• Directions for this task:
Pick out each line containing the string "PUBLICATIONS" and copy it.

[Items from a data source]
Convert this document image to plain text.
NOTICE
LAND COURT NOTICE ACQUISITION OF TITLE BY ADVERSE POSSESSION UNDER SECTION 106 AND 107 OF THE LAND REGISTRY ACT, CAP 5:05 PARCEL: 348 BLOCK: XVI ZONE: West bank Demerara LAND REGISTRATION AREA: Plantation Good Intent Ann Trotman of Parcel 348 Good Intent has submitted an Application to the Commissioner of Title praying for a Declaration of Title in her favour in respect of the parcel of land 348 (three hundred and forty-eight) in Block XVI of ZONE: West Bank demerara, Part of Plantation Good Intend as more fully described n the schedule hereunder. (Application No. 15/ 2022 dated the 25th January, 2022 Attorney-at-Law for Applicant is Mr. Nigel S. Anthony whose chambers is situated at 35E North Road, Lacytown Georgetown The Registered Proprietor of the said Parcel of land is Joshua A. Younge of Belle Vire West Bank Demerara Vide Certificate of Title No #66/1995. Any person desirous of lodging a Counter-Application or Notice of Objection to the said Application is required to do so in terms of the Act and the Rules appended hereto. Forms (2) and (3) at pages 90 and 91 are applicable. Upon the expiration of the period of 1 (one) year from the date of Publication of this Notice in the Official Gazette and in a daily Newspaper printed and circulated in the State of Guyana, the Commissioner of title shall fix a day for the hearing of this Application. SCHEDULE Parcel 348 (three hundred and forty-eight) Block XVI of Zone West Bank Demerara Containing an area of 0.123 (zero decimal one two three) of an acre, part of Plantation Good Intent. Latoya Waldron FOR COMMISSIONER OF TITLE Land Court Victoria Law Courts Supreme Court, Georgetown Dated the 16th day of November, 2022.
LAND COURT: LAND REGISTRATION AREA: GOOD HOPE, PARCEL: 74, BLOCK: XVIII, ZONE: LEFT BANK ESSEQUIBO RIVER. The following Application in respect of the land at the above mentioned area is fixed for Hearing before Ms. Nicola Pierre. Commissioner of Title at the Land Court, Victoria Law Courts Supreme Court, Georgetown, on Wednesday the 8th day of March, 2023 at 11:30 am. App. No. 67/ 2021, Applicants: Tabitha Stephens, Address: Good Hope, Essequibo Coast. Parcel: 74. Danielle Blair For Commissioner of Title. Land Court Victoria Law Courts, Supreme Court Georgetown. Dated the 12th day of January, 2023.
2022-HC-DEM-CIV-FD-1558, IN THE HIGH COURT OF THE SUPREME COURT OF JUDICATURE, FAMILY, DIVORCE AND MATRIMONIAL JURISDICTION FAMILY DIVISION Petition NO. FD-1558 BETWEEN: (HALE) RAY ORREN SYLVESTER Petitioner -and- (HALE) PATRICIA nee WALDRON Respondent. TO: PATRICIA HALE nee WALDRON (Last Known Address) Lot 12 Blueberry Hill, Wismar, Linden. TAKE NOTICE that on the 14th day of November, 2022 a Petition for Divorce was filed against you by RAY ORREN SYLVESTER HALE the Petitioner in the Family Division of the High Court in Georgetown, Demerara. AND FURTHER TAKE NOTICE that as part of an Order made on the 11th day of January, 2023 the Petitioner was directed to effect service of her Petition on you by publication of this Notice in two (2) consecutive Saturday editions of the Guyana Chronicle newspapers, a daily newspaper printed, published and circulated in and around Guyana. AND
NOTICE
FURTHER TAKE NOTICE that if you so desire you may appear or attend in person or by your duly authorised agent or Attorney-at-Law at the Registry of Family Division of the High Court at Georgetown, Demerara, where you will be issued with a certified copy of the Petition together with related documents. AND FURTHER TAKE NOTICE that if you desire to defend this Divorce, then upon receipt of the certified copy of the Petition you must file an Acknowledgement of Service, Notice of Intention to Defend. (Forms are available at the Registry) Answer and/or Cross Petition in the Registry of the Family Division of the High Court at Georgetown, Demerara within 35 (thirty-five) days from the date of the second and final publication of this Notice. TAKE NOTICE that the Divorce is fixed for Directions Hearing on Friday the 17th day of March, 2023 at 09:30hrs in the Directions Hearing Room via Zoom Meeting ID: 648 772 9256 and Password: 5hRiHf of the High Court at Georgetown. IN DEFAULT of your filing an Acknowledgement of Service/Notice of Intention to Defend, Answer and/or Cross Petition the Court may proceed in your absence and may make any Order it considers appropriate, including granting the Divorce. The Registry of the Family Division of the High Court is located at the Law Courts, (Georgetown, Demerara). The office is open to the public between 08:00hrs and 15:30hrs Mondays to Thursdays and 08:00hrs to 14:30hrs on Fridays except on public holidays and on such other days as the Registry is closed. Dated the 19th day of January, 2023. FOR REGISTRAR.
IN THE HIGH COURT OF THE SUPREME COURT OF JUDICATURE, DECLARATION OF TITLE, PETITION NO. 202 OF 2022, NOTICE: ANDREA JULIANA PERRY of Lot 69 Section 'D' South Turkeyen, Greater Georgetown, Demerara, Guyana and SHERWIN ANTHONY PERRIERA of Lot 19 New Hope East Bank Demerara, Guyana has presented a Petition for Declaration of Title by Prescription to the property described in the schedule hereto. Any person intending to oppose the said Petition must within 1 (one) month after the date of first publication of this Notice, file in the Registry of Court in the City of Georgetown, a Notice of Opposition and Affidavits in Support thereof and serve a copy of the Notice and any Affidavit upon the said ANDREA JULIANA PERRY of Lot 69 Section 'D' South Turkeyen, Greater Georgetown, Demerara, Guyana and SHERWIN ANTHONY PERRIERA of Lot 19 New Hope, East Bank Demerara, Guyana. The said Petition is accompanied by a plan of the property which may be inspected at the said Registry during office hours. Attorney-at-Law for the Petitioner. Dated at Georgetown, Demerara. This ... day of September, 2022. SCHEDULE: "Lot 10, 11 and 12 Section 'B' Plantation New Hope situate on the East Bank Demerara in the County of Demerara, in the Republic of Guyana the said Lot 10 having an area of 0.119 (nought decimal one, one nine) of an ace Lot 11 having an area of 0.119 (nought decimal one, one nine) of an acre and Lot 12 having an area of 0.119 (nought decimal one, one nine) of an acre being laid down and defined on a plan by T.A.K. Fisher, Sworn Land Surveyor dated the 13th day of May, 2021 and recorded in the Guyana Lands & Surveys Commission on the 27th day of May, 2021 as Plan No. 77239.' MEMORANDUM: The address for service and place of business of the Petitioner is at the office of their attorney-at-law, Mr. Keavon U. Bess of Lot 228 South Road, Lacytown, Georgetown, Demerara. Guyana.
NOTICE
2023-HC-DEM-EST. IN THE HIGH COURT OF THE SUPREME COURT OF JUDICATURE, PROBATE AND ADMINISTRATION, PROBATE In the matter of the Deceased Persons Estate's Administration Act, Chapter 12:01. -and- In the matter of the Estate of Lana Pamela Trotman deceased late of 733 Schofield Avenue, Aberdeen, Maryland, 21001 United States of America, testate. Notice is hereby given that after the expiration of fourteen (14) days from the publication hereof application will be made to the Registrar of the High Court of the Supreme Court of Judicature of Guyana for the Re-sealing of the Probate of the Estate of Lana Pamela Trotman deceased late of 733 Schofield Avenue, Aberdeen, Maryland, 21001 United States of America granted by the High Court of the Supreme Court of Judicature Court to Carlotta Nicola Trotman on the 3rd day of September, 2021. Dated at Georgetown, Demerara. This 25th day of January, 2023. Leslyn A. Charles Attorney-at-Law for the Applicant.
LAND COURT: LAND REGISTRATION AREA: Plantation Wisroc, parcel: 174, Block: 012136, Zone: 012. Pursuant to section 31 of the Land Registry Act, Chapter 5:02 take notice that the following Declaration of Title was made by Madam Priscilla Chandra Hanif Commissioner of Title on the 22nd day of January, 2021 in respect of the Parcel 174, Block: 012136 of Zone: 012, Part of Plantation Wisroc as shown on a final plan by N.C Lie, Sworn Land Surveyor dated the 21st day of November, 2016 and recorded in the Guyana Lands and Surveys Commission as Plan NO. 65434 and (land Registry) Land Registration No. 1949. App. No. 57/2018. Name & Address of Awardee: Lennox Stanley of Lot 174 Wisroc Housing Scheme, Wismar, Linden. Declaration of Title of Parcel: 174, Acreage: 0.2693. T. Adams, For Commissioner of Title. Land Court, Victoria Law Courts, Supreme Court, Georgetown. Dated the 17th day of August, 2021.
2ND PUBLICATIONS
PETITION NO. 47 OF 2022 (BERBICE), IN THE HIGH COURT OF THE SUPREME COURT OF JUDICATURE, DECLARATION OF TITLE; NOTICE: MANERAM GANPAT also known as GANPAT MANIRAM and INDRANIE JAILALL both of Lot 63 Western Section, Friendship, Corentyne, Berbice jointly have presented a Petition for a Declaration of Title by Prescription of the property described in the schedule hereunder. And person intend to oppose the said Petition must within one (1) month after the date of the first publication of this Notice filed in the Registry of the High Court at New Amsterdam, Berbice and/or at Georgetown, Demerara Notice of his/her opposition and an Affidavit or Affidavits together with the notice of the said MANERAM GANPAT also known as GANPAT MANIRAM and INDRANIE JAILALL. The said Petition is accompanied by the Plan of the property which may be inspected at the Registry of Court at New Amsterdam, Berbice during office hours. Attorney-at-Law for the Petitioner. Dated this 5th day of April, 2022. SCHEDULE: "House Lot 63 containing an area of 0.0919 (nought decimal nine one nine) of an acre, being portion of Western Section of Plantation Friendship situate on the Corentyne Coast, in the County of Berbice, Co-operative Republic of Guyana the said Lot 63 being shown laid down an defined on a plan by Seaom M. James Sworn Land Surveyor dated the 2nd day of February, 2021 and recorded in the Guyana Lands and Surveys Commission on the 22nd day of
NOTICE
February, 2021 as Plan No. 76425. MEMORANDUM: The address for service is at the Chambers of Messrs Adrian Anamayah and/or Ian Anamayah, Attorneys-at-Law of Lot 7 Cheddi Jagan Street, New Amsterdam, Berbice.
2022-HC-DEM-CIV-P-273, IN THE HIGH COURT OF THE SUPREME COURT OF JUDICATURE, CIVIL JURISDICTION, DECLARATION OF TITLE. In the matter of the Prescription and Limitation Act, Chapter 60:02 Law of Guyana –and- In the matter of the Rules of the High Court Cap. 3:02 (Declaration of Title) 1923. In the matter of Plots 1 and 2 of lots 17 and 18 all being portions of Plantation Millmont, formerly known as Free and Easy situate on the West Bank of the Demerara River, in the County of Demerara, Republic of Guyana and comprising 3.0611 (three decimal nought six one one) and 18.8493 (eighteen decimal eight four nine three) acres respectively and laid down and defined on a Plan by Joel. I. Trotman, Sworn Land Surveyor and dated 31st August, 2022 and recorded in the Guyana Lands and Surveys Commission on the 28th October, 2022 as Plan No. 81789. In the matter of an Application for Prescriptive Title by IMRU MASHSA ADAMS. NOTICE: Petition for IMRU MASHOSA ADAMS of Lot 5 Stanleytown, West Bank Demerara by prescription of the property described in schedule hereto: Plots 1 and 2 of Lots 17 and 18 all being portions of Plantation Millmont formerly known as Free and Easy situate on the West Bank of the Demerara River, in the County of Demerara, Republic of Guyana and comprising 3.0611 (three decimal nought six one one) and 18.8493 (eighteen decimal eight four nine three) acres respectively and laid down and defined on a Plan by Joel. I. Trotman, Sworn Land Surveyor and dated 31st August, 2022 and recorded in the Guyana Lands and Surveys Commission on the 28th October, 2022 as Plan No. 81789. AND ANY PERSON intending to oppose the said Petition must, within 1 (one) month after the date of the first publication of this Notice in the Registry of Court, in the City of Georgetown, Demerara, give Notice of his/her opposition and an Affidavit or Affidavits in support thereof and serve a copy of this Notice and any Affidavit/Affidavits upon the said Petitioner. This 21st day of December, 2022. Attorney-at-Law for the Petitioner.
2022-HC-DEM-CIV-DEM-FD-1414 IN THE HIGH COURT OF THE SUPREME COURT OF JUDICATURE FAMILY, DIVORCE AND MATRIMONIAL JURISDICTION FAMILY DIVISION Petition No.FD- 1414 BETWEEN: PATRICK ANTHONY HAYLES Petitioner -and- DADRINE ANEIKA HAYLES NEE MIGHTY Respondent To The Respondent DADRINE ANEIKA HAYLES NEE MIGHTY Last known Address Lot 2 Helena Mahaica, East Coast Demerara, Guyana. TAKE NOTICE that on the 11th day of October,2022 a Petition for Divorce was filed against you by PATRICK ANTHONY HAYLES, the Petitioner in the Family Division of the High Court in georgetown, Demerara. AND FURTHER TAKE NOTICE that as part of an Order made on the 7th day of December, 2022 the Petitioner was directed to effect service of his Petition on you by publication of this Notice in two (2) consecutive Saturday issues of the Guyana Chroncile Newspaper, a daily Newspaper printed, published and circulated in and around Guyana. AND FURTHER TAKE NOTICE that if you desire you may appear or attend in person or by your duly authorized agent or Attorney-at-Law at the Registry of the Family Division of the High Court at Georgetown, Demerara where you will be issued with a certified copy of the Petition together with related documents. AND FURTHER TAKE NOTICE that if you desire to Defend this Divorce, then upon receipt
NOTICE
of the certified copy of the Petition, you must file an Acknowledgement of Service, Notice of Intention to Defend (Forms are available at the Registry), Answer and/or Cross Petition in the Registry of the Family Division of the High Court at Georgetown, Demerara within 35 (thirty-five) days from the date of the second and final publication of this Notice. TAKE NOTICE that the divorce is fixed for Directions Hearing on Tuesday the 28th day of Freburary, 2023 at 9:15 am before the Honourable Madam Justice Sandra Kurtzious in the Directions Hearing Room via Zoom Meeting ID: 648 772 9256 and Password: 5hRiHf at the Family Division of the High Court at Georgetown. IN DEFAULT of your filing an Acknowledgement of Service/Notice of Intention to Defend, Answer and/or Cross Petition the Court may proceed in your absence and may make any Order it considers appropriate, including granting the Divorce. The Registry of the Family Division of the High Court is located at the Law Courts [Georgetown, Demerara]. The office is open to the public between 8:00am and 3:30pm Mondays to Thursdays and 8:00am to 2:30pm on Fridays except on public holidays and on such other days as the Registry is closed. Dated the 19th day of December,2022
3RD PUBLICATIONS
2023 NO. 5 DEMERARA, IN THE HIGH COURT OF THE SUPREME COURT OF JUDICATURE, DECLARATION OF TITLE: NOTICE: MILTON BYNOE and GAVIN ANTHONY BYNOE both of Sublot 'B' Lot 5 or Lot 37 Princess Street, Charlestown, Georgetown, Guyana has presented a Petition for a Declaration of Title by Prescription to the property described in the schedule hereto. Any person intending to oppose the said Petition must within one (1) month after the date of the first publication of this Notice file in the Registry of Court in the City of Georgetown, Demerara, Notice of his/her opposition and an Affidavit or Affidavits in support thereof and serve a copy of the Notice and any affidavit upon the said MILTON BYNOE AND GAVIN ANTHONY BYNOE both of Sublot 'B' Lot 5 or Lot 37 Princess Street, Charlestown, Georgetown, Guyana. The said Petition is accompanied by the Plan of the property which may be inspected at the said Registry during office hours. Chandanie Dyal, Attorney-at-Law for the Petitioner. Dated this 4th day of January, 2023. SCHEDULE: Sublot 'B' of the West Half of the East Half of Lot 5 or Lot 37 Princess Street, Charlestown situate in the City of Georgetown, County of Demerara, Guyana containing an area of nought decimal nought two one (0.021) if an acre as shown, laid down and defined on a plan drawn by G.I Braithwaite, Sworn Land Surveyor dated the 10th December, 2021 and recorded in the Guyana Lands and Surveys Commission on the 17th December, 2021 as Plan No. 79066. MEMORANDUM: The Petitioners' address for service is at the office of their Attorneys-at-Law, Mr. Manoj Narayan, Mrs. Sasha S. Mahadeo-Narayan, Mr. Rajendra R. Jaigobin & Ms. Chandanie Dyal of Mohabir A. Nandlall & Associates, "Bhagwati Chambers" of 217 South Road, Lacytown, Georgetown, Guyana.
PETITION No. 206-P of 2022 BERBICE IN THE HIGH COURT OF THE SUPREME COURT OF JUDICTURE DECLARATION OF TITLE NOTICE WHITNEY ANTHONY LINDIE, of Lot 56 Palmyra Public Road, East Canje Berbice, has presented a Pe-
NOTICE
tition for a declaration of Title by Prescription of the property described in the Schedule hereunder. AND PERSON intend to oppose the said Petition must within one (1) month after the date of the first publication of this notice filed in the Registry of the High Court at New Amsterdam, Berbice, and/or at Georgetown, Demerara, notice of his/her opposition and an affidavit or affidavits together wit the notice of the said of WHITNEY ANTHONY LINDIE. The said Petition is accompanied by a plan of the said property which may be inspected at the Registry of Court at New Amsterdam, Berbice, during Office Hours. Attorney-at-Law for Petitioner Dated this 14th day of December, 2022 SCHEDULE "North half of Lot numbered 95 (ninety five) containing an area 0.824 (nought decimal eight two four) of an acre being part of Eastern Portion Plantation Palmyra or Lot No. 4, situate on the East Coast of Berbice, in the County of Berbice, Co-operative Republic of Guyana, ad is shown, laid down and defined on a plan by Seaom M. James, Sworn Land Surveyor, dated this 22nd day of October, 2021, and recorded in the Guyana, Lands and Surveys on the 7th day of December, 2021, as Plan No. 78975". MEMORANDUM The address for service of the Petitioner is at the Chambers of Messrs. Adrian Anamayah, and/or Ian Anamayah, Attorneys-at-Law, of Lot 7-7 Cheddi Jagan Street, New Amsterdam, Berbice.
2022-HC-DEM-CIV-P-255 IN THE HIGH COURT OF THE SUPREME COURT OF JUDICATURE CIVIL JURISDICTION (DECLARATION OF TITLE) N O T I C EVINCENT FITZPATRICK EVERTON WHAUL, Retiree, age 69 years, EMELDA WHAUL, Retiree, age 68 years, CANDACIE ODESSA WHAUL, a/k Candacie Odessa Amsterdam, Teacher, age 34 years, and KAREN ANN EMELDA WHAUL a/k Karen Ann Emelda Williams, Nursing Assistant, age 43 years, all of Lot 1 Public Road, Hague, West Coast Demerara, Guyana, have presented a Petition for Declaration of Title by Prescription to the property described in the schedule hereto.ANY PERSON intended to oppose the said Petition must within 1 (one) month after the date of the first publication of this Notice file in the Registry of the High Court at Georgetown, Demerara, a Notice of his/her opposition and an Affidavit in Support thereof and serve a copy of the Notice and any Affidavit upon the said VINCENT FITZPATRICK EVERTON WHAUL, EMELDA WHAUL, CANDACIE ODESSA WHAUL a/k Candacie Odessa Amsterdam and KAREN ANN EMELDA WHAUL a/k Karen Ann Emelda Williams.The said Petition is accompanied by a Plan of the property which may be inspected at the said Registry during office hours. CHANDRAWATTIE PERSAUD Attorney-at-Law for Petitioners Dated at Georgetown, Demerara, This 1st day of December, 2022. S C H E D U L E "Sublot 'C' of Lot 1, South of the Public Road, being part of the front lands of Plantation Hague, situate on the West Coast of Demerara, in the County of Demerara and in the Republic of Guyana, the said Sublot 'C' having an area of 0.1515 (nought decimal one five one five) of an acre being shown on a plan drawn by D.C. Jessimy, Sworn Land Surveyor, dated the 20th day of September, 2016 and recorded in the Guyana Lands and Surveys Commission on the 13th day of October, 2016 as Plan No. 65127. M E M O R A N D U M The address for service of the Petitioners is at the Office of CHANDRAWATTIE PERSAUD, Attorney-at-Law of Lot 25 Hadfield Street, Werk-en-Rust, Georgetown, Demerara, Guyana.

• Reply:
2ND PUBLICATIONS
3RD PUBLICATIONS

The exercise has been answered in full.